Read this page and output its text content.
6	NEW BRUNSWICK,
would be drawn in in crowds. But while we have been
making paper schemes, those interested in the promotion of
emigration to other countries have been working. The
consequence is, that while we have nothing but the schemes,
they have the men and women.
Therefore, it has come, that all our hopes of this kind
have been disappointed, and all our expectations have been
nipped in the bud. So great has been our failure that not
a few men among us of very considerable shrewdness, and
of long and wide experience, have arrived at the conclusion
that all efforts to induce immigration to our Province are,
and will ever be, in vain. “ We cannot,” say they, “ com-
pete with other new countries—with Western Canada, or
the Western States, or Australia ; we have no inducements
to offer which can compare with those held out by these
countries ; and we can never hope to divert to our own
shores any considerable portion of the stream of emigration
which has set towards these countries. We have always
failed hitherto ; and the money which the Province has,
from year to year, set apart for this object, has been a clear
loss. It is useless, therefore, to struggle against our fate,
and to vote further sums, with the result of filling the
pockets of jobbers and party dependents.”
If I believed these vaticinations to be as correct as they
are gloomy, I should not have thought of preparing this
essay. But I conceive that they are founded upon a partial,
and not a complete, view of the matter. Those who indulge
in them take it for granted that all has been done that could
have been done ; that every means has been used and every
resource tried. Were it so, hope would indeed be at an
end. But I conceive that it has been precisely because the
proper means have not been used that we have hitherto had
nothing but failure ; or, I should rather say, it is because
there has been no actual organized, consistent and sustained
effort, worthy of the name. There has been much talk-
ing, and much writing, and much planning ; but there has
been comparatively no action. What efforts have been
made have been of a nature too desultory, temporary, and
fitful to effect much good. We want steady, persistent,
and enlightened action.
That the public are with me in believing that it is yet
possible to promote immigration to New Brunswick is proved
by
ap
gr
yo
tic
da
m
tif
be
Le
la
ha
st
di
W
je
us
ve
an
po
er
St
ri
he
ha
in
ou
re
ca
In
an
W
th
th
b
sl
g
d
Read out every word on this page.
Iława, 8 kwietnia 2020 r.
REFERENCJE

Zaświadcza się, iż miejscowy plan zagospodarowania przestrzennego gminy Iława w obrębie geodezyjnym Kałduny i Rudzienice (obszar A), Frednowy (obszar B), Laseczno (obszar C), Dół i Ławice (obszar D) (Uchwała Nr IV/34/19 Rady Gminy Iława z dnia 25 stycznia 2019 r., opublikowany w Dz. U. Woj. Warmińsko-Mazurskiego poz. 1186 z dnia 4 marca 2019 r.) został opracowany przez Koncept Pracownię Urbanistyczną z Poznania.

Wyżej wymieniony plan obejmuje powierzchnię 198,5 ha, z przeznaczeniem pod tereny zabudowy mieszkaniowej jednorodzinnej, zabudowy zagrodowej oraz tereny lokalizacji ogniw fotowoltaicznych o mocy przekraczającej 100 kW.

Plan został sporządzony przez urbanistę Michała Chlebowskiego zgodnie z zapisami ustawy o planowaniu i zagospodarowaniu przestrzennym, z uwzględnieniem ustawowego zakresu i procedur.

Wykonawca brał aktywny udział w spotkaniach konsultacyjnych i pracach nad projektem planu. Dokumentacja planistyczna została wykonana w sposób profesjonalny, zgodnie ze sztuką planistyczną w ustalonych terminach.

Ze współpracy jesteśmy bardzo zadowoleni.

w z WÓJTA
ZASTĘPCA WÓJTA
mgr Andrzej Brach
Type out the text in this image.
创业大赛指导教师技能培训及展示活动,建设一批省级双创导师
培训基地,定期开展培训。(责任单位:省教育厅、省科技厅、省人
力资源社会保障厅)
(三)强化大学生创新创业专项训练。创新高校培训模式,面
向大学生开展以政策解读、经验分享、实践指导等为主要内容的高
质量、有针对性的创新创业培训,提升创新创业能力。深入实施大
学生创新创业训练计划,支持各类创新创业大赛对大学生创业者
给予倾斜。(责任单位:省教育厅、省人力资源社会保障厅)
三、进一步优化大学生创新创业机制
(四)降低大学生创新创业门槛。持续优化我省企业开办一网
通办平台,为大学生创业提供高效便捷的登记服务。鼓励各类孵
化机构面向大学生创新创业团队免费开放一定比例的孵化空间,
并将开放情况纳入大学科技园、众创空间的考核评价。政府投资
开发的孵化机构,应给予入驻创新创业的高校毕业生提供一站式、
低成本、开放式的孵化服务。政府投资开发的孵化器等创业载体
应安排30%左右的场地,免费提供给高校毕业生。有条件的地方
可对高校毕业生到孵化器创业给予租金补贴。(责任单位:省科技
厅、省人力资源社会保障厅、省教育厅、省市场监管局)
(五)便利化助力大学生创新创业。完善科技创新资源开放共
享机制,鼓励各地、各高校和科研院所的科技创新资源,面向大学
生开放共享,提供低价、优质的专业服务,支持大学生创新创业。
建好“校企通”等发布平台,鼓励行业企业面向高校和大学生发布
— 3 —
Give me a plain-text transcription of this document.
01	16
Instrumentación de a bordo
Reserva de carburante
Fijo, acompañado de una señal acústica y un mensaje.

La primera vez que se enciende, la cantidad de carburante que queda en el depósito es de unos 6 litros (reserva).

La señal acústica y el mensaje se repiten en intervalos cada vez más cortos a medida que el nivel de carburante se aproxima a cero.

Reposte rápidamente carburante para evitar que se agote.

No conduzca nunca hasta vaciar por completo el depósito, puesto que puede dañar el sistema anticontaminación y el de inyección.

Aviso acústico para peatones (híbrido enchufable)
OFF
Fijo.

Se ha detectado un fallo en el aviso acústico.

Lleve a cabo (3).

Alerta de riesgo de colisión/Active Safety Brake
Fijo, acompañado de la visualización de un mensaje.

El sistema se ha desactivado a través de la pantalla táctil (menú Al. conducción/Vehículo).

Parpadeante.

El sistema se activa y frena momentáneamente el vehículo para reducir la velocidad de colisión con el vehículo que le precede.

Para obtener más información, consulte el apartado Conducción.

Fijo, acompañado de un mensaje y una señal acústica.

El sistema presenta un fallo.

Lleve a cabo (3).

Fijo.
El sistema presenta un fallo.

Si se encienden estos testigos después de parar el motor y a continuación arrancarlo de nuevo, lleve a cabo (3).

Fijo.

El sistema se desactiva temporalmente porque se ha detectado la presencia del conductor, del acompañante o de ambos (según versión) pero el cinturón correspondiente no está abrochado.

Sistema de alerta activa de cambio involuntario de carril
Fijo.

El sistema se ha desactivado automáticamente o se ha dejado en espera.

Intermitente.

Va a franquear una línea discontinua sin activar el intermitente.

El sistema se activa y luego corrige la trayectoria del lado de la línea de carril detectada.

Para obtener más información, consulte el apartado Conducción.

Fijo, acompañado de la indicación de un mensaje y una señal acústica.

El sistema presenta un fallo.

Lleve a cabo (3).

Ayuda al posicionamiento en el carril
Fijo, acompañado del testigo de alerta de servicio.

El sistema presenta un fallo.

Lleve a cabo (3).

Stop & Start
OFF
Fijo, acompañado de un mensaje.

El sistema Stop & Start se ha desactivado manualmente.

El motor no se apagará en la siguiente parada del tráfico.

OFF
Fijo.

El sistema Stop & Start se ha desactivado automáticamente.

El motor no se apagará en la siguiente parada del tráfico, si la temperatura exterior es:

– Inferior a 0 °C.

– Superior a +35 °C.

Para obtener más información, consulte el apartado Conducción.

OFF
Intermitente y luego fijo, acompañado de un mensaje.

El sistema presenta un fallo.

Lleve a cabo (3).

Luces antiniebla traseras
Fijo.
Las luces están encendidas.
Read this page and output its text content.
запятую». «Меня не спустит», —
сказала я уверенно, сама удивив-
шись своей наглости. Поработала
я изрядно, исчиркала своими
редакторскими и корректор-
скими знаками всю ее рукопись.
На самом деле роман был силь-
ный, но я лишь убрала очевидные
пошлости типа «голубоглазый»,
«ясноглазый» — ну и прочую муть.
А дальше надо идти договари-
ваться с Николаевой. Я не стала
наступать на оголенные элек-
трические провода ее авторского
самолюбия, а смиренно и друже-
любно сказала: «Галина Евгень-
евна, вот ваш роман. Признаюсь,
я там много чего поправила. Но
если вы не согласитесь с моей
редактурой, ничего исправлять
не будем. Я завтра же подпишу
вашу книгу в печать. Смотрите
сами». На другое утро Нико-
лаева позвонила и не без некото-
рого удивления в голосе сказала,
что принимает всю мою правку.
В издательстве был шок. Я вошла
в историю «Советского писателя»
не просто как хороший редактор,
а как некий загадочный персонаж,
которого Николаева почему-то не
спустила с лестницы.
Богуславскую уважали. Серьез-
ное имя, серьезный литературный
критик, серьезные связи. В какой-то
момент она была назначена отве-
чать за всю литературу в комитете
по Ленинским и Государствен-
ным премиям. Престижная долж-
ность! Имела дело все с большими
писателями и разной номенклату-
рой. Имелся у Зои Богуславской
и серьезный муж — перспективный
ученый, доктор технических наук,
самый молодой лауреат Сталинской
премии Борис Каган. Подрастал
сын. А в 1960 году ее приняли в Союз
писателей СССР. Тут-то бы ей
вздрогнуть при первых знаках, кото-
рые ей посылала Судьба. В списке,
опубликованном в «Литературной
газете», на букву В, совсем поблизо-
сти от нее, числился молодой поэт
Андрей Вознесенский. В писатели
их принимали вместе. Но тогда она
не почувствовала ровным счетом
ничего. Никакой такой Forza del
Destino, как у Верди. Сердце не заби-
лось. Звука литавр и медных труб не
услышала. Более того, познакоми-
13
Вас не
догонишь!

------------------------------------

Look through the records and gather every line containing "hitherto".

Problem solution:
failed hitherto ; and the money which the Province has,
proper means have not been used that we have hitherto had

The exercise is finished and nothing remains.